In order to calculate an error, we first have to make some predictions. Lets start with a most basic statistical prediction, aptly named "Expectation".

1. Calcualate the average of the y values.
2. Our regression model is then to always return the mean if someone asks for a prediction based on a x value
3. Plot the data and the regression
4. Calculate the standard deviation as an error metric and print it


***Hints:***

Mean = $\frac{\sum_{i}^{n} x_i}{n}$

Standard Deviation = $\sqrt{\frac{\sum_{i}^{n} (\check{y_i }- y_i)^2}{n-1}}$

np.full(n,value) creates a vector of size n which has the same value at every position

In [None]:

# Do something here: 
mean = 

error = 

print("Mean: {}".format(mean))
print("Error: {}".format(error))

#### What' next?

In order to put this error value in perspective we could compare it with better and worse prediction models. Try to formulate these, plot them and calculate their error values

***Hints:***
- Take the formula of the data generation in the first cell (without the randomness!) as very good model
- Take some kind of inverse of the formula as a worse model

### Classification

Classification tries to assign a class instead of a skalar value. The result is often a binary decision and therefore the error is not quantifiable as a difference but every prediction is either correct or wrong.
If we compare the prediction with the truth, there are four possible cases (see slides) on wich most other evaluation scores are based on.

_Let's generate and visualize some data:_

In [None]:
import random

numPoints = 100
lexicon = ["hund", "katze", "maus"]

# init with zeroes set randomly one class true for each "point"
truth       = np.zeros((numPoints,3), dtype=int)
predictions = np.zeros((numPoints,3), dtype=int)
for i in range(numPoints):
    index = random.randint(0,2)
    truth[i][index] = 1
    predictions[i][((index+int(random.gauss(0,1.2))) % 3)] = 1

# visualize
order = np.arange(len(lexicon))
values_truth = np.sum(truth,axis=0).tolist()
values_preds = np.sum(predictions,axis=0).tolist()

plt.bar(order, values_truth)
plt.xticks(order, lexicon)
plt.ylabel('Count')
plt.title('truth')
plt.show()

plt.bar(order, values_preds)
plt.xticks(order, lexicon)
plt.ylabel('Count')
plt.title('predictions')
plt.show()
= = =
# REQUESTS
a) In the notebook excerpt on prediction error and classification, rewrite the paragraph beginning "Classification tries to assign a class" as a shorter bulleted list that keeps its main facts.
b) Pick up the notebook excerpt on prediction error and classification where it stops and write what comes next.
The records that come after this excerpt are separate material and are not part of it.

# PROVIDED MATERIAL
= = =
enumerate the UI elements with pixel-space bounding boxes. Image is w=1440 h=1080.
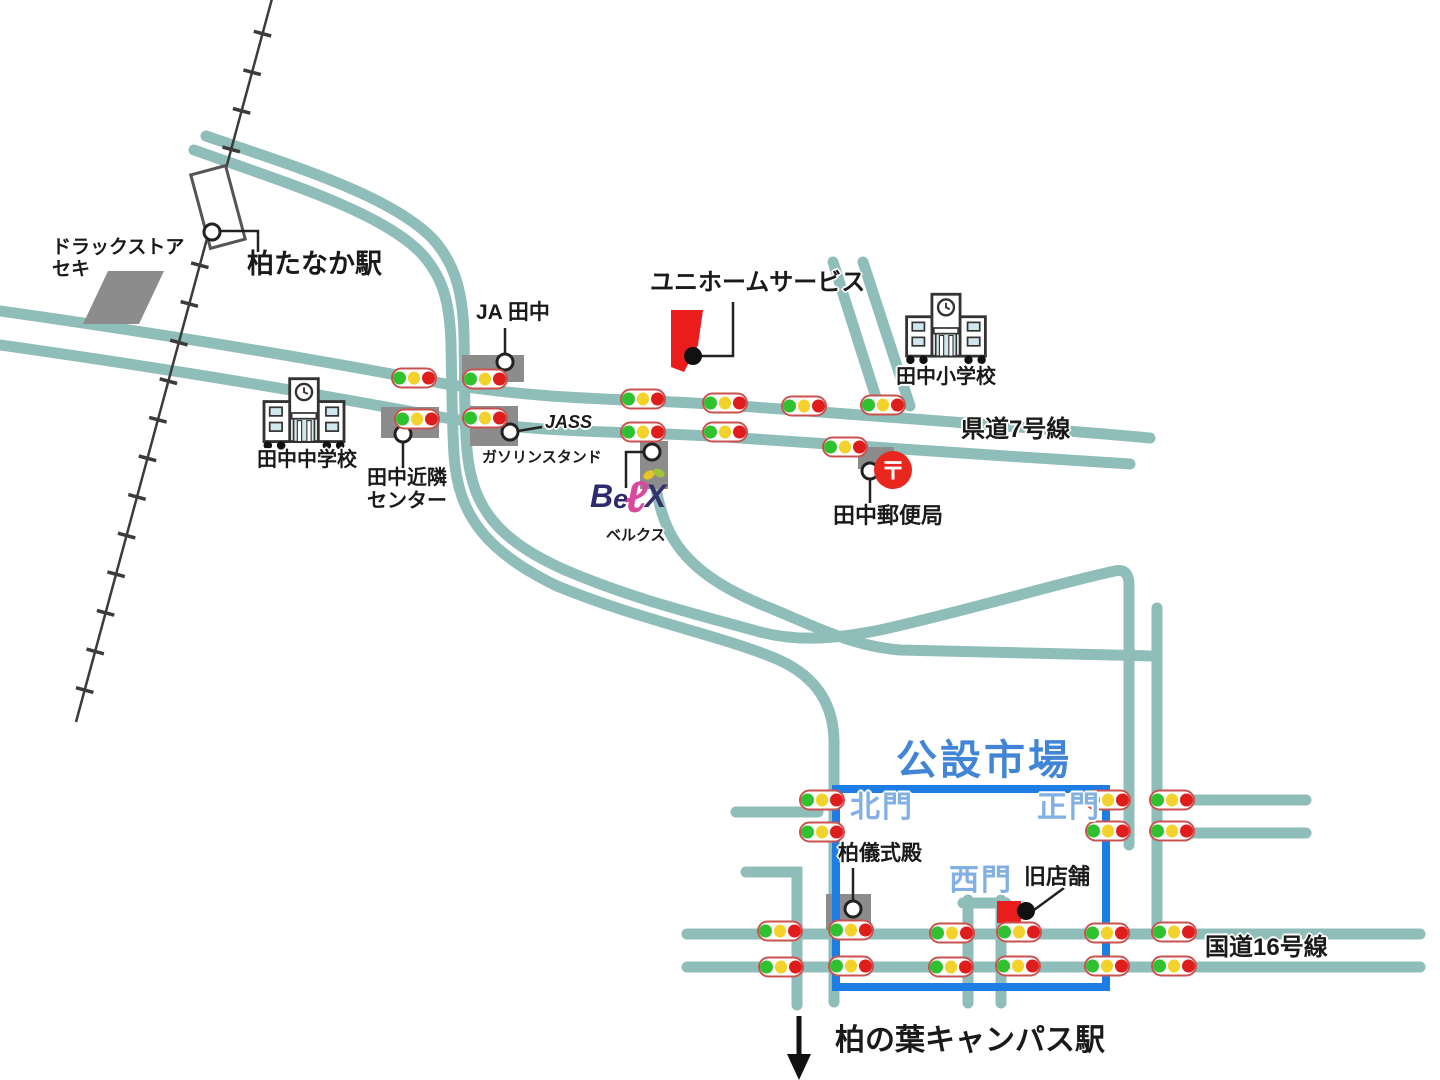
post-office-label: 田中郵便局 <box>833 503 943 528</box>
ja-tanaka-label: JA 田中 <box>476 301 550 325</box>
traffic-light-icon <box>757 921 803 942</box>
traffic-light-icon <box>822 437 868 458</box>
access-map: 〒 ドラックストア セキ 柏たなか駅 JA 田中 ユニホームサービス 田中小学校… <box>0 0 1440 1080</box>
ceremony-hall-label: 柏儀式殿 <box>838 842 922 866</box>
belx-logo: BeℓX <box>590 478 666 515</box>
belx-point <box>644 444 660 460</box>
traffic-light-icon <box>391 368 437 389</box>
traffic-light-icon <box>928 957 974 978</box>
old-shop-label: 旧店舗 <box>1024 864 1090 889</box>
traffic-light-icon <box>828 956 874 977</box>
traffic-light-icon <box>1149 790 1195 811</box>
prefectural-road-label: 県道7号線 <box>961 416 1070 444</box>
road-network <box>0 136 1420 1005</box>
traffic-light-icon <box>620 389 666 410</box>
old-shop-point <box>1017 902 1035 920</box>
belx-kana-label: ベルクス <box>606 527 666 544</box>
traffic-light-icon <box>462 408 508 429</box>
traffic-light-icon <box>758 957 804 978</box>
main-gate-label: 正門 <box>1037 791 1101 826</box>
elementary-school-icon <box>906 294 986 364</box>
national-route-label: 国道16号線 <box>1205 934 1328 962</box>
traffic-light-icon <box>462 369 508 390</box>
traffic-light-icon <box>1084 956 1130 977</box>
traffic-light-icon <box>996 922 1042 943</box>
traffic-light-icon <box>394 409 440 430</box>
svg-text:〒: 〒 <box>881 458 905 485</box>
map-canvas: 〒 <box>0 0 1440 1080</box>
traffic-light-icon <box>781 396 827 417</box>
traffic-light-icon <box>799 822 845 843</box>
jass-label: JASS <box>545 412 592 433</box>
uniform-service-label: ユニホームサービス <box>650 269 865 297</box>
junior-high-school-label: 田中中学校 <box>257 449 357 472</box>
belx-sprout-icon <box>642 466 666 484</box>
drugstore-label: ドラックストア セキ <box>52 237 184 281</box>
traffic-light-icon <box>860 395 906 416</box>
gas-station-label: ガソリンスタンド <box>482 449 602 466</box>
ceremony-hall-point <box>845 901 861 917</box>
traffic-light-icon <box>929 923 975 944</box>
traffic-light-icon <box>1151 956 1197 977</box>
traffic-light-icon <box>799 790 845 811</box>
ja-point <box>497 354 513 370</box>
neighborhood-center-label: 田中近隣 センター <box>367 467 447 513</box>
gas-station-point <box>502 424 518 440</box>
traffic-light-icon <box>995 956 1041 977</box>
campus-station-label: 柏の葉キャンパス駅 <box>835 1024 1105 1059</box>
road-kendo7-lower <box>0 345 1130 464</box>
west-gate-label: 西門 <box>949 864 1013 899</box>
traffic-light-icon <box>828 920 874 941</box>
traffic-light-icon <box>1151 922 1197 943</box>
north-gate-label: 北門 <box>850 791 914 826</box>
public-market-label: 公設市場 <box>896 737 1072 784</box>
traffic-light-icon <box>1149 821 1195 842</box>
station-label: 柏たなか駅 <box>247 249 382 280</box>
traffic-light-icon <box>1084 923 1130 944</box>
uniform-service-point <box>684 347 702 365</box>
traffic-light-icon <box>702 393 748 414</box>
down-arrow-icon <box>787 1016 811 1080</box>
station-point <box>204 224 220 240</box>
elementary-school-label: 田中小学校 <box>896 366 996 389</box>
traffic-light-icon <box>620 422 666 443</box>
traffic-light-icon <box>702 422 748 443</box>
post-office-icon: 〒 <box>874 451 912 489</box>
= = =
# RESULTS
a)
- Classification assigns a class instead of a scalar value.
- The result is often a binary decision, so the error cannot be measured as a difference. Each prediction is either correct or wrong.
- Comparing predictions with the truth gives four possible cases, and most other evaluation scores are based on them.

b)
CEND      = '\33[0m'
CRED    = '\33[31m'
CGREEN  = '\33[32m'
for i in range(numPoints):
    if np.dot(truth[i],predictions[i]):
        print(CGREEN + "Row: {} T: {} P: {}".format(i,truth[i],predictions[i],) + CEND, end=", ")
    else:
        print(CRED + "Row: {} T: {} P: {}".format(i,truth[i],predictions[i],)+ CEND, end=", ")

### What's next

If you have more the two classes, the generalization of the four possible outcome cases is the *confusion matrix*. You can calculate it by creating an empty *n x n* matrix, where *n* are the number of classes. The first dimension corresponds to the true class, the second dimension corresponds to the predicted class. Going through each prediction of the test set you can then increase the count on the respective cell `[truth][prediction]` accordingly.

***Hints:***
- dot products might be of help (np.dot())
- scitkit-learn also has a method to calucalte the confusion matrix, but you have to transform into the expected format first.
- To visualize the matrix you can use mathplots matshow()

In [None]:
cm = 


# visualization is given
print(cm)

fig = plt.figure()
ax = fig.add_subplot(111)
cax = ax.matshow(cm, cmap=plt.cm.gray)
fig.colorbar(cax)

ax.set_xticklabels(['']+lexicon)
ax.set_yticklabels(['']+lexicon)

plt.show()

### What's next?
Now we can calcualte the derived evaluation metrix. We supplied a function which takes the confusion matrix and a class index (0=hund, 1=katze, 2=maus) and calculates the true/false positives/negatives counts for this class. You can use these values to calculate Accuracy, Recall, Precision, F-1 Score for each class individually.

Think about how your predictor could cheat and produce optimal Recall or optimal Precission easily.

In [None]:
def get_cases(class_index):
    i = class_index
    mask = mask = np.identity(3)
    mask[i][i] = 0;
    return {
        'TP': cm[i][i],
        'TN': (np.sum(np.dot(mask,np.dot(cm,mask)))),
        'FN': (np.sum(cm[i])-cm[i][i]),
        'FP': (np.sum(cm, axis=0)[i]-cm[i][i])
    }

for i in range(len(lexicon)):
    cases = get_cases(i)
    print("Class: {} Cases: {} -> ".format(lexicon[i],cases))

    # add calculations here:
    print("Accuracy:  {0:.0%}".format( )
    print("Recall:    {0:.0%}".format( )
    print("Precision: {0:.0%}".format( )
    print("F1 Score : {0:.0%}".format( )

## Stress-based Evaluation

We will defer this topic until we have learned more about clustering :)

But for completeness, in a nutshell: There is no ground truth but only desired qualities such as:
- good between-cluster separation (large distance)
- good within-cluster connectivity (small distance)
- and many more based on the application

In [None]:
from sklearn.datasets.samples_generator import make_blobs

# number of clusters to generate and to seek
k = 4;

X, y_true = make_blobs(n_samples=300, centers=k,
                       cluster_std=0.20, random_state=0)

from sklearn.cluster import KMeans
kmeans = KMeans(n_clusters=k)
kmeans.fit(X)
y_kmeans = kmeans.predict(X)

plt.scatter(X[:, 0], X[:, 1], c=y_kmeans, s=50, cmap='viridis')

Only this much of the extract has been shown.